◆ WHAT IS EXPECTED ◆
Copy out each line of the material below that holds the string "APPLICATION".

◆ MATERIALS PROVIDED ◆
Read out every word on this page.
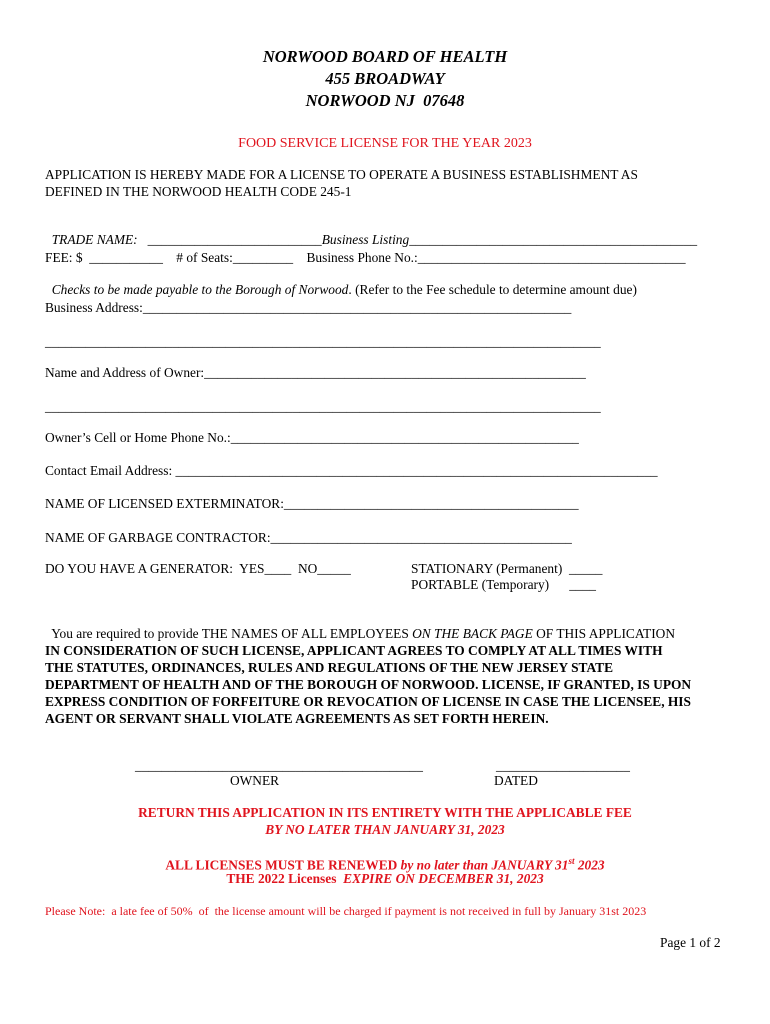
NORWOOD BOARD OF HEALTH
455 BROADWAY
NORWOOD NJ  07648
FOOD SERVICE LICENSE FOR THE YEAR 2023
APPLICATION IS HEREBY MADE FOR A LICENSE TO OPERATE A BUSINESS ESTABLISHMENT AS
DEFINED IN THE NORWOOD HEALTH CODE 245-1

TRADE NAME:   __________________________Business Listing___________________________________________

FEE: $  ___________    # of Seats:_________    Business Phone No.:________________________________________

Checks to be made payable to the Borough of Norwood. (Refer to the Fee schedule to determine amount due)

Business Address:________________________________________________________________
___________________________________________________________________________________
Name and Address of Owner:_________________________________________________________
___________________________________________________________________________________
Owner’s Cell or Home Phone No.:____________________________________________________
Contact Email Address: ________________________________________________________________________
NAME OF LICENSED EXTERMINATOR:____________________________________________
NAME OF GARBAGE CONTRACTOR:_____________________________________________
DO YOU HAVE A GENERATOR:  YES____  NO_____	STATIONARY (Permanent)  _____
PORTABLE (Temporary)      ____

You are required to provide THE NAMES OF ALL EMPLOYEES ON THE BACK PAGE OF THIS APPLICATION

IN CONSIDERATION OF SUCH LICENSE, APPLICANT AGREES TO COMPLY AT ALL TIMES WITH
THE STATUTES, ORDINANCES, RULES AND REGULATIONS OF THE NEW JERSEY STATE
DEPARTMENT OF HEALTH AND OF THE BOROUGH OF NORWOOD. LICENSE, IF GRANTED, IS UPON
EXPRESS CONDITION OF FORFEITURE OR REVOCATION OF LICENSE IN CASE THE LICENSEE, HIS
AGENT OR SERVANT SHALL VIOLATE AGREEMENTS AS SET FORTH HEREIN.
___________________________________________
OWNER
____________________
DATED
RETURN THIS APPLICATION IN ITS ENTIRETY WITH THE APPLICABLE FEE
BY NO LATER THAN JANUARY 31, 2023
ALL LICENSES MUST BE RENEWED by no later than JANUARY 31st 2023
THE 2022 Licenses  EXPIRE ON DECEMBER 31, 2023
Please Note:  a late fee of 50%  of  the license amount will be charged if payment is not received in full by January 31st 2023
Page 1 of 2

◆ SOLVED EXERCISE ◆
APPLICATION IS HEREBY MADE FOR A LICENSE TO OPERATE A BUSINESS ESTABLISHMENT AS
You are required to provide THE NAMES OF ALL EMPLOYEES ON THE BACK PAGE OF THIS APPLICATION
RETURN THIS APPLICATION IN ITS ENTIRETY WITH THE APPLICABLE FEE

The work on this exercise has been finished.